## What is needed:
Emit the entire listing verbatim.

###

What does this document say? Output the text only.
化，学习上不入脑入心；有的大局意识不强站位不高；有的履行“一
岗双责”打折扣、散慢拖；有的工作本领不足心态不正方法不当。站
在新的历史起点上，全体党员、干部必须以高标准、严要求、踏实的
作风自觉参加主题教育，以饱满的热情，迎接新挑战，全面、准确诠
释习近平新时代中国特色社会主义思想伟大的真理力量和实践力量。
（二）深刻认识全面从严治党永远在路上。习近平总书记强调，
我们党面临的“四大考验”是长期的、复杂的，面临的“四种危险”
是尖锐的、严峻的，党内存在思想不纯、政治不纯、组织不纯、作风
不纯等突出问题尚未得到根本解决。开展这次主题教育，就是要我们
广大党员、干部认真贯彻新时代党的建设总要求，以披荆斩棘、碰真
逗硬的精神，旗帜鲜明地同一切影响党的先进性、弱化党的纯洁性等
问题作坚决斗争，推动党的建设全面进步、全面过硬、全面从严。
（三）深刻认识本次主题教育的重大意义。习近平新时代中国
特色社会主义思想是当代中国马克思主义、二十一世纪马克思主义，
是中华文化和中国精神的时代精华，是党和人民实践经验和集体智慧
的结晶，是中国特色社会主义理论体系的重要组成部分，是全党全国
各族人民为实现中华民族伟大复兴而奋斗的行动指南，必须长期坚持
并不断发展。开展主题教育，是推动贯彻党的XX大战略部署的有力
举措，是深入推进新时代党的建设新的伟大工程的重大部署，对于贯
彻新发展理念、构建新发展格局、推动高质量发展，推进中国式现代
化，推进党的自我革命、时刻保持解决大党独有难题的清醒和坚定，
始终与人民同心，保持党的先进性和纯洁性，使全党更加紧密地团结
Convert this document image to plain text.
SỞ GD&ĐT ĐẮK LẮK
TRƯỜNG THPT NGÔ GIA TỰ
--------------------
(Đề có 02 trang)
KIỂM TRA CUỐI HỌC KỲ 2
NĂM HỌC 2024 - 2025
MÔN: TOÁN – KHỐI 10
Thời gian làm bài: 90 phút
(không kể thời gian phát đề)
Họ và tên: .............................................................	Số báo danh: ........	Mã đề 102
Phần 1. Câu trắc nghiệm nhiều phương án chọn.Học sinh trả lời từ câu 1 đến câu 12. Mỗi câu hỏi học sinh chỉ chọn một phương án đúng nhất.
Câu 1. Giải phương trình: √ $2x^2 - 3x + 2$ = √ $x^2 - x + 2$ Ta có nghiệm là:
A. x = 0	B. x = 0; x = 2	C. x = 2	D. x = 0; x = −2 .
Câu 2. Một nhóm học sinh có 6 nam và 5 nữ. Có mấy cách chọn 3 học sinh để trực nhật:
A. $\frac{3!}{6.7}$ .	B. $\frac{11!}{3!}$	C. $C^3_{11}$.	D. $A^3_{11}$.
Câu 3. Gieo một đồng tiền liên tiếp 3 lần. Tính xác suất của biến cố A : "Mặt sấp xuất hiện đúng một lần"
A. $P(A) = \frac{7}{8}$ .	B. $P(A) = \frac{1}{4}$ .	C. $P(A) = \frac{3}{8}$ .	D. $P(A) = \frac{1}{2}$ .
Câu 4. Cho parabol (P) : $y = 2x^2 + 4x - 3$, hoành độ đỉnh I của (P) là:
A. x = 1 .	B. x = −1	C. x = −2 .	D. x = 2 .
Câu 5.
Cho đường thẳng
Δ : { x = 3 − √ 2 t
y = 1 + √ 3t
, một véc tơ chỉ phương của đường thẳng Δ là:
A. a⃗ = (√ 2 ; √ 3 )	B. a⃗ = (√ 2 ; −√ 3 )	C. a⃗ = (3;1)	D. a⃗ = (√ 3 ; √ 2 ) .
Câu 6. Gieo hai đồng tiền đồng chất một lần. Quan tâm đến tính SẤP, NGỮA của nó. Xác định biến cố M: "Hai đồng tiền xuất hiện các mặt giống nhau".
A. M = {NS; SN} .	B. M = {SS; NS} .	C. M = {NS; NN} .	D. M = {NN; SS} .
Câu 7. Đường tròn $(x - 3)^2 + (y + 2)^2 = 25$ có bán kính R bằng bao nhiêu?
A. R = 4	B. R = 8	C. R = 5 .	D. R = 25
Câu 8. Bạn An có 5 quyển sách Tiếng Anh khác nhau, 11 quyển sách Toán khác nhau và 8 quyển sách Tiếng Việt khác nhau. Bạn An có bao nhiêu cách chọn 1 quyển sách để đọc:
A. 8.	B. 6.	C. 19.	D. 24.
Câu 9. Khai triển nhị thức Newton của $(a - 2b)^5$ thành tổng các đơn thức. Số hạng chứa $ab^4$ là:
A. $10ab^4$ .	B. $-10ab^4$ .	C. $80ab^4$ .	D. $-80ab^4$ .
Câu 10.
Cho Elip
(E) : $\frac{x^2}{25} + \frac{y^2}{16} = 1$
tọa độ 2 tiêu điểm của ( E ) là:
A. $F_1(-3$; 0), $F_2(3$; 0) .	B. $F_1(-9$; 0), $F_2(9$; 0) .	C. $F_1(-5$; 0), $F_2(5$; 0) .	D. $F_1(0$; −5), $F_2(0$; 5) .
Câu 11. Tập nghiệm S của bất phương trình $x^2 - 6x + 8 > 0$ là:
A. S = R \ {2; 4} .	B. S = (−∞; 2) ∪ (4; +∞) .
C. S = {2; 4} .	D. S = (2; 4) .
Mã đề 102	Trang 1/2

###

## Response to the exercise:
What does this document say? Output the text only.
化，学习上不入脑入心；有的大局意识不强站位不高；有的履行“一
岗双责”打折扣、散慢拖；有的工作本领不足心态不正方法不当。站
在新的历史起点上，全体党员、干部必须以高标准、严要求、踏实的
作风自觉参加主题教育，以饱满的热情，迎接新挑战，全面、准确诠
释习近平新时代中国特色社会主义思想伟大的真理力量和实践力量。
（二）深刻认识全面从严治党永远在路上。习近平总书记强调，
我们党面临的“四大考验”是长期的、复杂的，面临的“四种危险”
是尖锐的、严峻的，党内存在思想不纯、政治不纯、组织不纯、作风
不纯等突出问题尚未得到根本解决。开展这次主题教育，就是要我们
广大党员、干部认真贯彻新时代党的建设总要求，以披荆斩棘、碰真
逗硬的精神，旗帜鲜明地同一切影响党的先进性、弱化党的纯洁性等
问题作坚决斗争，推动党的建设全面进步、全面过硬、全面从严。
（三）深刻认识本次主题教育的重大意义。习近平新时代中国
特色社会主义思想是当代中国马克思主义、二十一世纪马克思主义，
是中华文化和中国精神的时代精华，是党和人民实践经验和集体智慧
的结晶，是中国特色社会主义理论体系的重要组成部分，是全党全国
各族人民为实现中华民族伟大复兴而奋斗的行动指南，必须长期坚持
并不断发展。开展主题教育，是推动贯彻党的XX大战略部署的有力
举措，是深入推进新时代党的建设新的伟大工程的重大部署，对于贯
彻新发展理念、构建新发展格局、推动高质量发展，推进中国式现代
化，推进党的自我革命、时刻保持解决大党独有难题的清醒和坚定，
始终与人民同心，保持党的先进性和纯洁性，使全党更加紧密地团结
Convert this document image to plain text.
SỞ GD&ĐT ĐẮK LẮK
TRƯỜNG THPT NGÔ GIA TỰ
--------------------
(Đề có 02 trang)
KIỂM TRA CUỐI HỌC KỲ 2
NĂM HỌC 2024 - 2025
MÔN: TOÁN – KHỐI 10
Thời gian làm bài: 90 phút
(không kể thời gian phát đề)
Họ và tên: .............................................................	Số báo danh: ........	Mã đề 102
Phần 1. Câu trắc nghiệm nhiều phương án chọn.Học sinh trả lời từ câu 1 đến câu 12. Mỗi câu hỏi học sinh chỉ chọn một phương án đúng nhất.
Câu 1. Giải phương trình: √ $2x^2 - 3x + 2$ = √ $x^2 - x + 2$ Ta có nghiệm là:
A. x = 0	B. x = 0; x = 2	C. x = 2	D. x = 0; x = −2 .
Câu 2. Một nhóm học sinh có 6 nam và 5 nữ. Có mấy cách chọn 3 học sinh để trực nhật:
A. $\frac{3!}{6.7}$ .	B. $\frac{11!}{3!}$	C. $C^3_{11}$.	D. $A^3_{11}$.
Câu 3. Gieo một đồng tiền liên tiếp 3 lần. Tính xác suất của biến cố A : "Mặt sấp xuất hiện đúng một lần"
A. $P(A) = \frac{7}{8}$ .	B. $P(A) = \frac{1}{4}$ .	C. $P(A) = \frac{3}{8}$ .	D. $P(A) = \frac{1}{2}$ .
Câu 4. Cho parabol (P) : $y = 2x^2 + 4x - 3$, hoành độ đỉnh I của (P) là:
A. x = 1 .	B. x = −1	C. x = −2 .	D. x = 2 .
Câu 5.
Cho đường thẳng
Δ : { x = 3 − √ 2 t
y = 1 + √ 3t
, một véc tơ chỉ phương của đường thẳng Δ là:
A. a⃗ = (√ 2 ; √ 3 )	B. a⃗ = (√ 2 ; −√ 3 )	C. a⃗ = (3;1)	D. a⃗ = (√ 3 ; √ 2 ) .
Câu 6. Gieo hai đồng tiền đồng chất một lần. Quan tâm đến tính SẤP, NGỮA của nó. Xác định biến cố M: "Hai đồng tiền xuất hiện các mặt giống nhau".
A. M = {NS; SN} .	B. M = {SS; NS} .	C. M = {NS; NN} .	D. M = {NN; SS} .
Câu 7. Đường tròn $(x - 3)^2 + (y + 2)^2 = 25$ có bán kính R bằng bao nhiêu?
A. R = 4	B. R = 8	C. R = 5 .	D. R = 25
Câu 8. Bạn An có 5 quyển sách Tiếng Anh khác nhau, 11 quyển sách Toán khác nhau và 8 quyển sách Tiếng Việt khác nhau. Bạn An có bao nhiêu cách chọn 1 quyển sách để đọc:
A. 8.	B. 6.	C. 19.	D. 24.
Câu 9. Khai triển nhị thức Newton của $(a - 2b)^5$ thành tổng các đơn thức. Số hạng chứa $ab^4$ là:
A. $10ab^4$ .	B. $-10ab^4$ .	C. $80ab^4$ .	D. $-80ab^4$ .
Câu 10.
Cho Elip
(E) : $\frac{x^2}{25} + \frac{y^2}{16} = 1$
tọa độ 2 tiêu điểm của ( E ) là:
A. $F_1(-3$; 0), $F_2(3$; 0) .	B. $F_1(-9$; 0), $F_2(9$; 0) .	C. $F_1(-5$; 0), $F_2(5$; 0) .	D. $F_1(0$; −5), $F_2(0$; 5) .
Câu 11. Tập nghiệm S của bất phương trình $x^2 - 6x + 8 > 0$ là:
A. S = R \ {2; 4} .	B. S = (−∞; 2) ∪ (4; +∞) .
C. S = {2; 4} .	D. S = (2; 4) .
Mã đề 102	Trang 1/2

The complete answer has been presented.